**Data records:**
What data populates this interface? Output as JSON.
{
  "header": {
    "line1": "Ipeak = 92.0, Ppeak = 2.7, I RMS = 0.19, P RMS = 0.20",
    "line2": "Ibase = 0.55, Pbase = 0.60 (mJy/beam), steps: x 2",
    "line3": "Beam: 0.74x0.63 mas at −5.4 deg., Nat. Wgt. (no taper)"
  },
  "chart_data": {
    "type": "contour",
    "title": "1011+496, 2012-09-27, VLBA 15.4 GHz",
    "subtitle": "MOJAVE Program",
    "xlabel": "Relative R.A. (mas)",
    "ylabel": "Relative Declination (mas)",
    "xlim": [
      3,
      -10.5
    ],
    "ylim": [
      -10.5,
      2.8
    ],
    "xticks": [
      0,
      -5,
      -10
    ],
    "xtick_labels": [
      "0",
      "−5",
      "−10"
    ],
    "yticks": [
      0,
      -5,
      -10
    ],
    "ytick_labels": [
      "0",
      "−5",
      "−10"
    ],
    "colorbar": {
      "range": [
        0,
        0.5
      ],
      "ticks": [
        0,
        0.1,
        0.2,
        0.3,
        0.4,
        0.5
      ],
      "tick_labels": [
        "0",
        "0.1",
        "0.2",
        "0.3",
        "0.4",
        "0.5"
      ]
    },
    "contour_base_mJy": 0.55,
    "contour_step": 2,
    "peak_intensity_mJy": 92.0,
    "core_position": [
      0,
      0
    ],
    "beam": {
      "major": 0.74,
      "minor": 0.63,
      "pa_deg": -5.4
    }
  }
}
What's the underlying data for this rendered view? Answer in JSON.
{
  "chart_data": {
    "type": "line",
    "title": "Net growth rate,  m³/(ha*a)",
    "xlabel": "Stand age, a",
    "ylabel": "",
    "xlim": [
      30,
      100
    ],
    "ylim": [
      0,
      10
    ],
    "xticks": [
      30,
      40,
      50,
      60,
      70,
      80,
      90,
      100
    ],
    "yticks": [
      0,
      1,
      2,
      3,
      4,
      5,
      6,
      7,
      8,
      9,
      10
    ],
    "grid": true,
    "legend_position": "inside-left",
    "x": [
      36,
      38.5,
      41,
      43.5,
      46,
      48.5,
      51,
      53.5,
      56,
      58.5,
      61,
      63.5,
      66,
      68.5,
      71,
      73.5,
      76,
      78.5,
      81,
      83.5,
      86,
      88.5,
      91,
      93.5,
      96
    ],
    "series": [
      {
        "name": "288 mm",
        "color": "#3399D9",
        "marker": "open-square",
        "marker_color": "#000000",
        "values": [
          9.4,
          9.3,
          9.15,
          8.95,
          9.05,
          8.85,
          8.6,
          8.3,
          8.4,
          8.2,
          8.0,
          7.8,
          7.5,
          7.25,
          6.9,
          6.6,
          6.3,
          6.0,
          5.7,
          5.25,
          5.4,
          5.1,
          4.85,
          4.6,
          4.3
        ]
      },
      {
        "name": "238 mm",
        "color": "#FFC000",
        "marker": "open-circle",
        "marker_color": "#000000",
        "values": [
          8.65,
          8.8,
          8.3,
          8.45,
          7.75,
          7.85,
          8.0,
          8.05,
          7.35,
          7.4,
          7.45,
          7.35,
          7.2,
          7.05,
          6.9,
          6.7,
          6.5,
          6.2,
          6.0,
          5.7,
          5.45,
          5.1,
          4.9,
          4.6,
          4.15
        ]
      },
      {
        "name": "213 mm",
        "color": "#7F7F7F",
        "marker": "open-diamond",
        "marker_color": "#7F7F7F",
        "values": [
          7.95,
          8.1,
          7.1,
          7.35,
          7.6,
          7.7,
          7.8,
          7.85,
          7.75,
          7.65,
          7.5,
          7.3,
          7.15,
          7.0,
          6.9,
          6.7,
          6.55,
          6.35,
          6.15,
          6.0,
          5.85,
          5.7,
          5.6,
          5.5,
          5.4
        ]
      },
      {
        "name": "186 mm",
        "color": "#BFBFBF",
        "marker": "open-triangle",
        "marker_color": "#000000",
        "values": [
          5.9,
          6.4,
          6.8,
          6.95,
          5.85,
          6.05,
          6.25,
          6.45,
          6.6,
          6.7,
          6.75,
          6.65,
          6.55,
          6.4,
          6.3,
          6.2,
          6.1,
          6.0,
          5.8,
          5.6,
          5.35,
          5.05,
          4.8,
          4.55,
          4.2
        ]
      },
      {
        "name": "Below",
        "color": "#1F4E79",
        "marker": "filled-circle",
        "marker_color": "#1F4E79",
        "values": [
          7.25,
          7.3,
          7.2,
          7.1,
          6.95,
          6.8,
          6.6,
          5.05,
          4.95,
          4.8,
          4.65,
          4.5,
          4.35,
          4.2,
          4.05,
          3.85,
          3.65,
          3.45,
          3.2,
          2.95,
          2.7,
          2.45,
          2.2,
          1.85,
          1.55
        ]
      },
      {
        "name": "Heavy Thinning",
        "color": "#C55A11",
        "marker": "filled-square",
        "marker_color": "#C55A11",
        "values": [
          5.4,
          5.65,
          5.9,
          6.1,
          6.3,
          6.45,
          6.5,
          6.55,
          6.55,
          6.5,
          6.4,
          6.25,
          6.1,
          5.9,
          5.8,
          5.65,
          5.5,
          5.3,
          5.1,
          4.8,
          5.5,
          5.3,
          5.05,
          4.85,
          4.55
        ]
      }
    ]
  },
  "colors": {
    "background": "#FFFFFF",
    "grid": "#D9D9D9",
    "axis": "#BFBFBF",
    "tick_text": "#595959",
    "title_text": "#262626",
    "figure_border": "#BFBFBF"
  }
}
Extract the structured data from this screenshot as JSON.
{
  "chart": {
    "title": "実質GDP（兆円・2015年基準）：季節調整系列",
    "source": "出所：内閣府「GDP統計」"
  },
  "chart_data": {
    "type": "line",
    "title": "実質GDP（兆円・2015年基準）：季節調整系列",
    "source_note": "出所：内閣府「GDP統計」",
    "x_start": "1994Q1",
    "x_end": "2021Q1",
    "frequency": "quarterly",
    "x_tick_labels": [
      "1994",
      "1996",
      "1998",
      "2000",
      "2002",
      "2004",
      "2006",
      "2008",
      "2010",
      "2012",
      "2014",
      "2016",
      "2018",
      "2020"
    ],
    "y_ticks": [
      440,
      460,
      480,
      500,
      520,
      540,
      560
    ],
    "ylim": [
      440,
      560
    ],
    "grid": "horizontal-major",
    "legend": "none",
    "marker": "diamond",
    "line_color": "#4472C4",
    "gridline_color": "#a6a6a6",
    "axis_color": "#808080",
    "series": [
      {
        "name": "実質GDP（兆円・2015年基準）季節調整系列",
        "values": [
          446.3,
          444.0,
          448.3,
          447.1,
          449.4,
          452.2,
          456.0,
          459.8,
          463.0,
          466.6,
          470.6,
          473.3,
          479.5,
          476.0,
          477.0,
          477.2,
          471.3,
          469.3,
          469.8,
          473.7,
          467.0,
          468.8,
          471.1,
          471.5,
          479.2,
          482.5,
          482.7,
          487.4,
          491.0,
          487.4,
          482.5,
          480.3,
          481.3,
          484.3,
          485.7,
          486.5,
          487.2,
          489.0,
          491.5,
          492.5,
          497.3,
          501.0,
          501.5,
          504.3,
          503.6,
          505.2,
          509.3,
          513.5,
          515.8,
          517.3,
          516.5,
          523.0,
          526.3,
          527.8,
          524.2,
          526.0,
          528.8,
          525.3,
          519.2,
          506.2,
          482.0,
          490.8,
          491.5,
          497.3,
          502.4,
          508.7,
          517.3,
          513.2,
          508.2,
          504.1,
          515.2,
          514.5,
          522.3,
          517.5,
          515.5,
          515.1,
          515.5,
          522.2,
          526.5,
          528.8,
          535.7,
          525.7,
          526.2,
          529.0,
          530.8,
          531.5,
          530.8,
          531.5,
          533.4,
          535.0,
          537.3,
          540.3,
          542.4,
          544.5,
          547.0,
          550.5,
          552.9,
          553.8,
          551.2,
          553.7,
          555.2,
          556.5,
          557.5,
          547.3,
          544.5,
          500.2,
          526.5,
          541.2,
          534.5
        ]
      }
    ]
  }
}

**Problem to solve:**
Tell how many lines above contain the word "xlabel". Give the number alone.

**Output for this task:**
2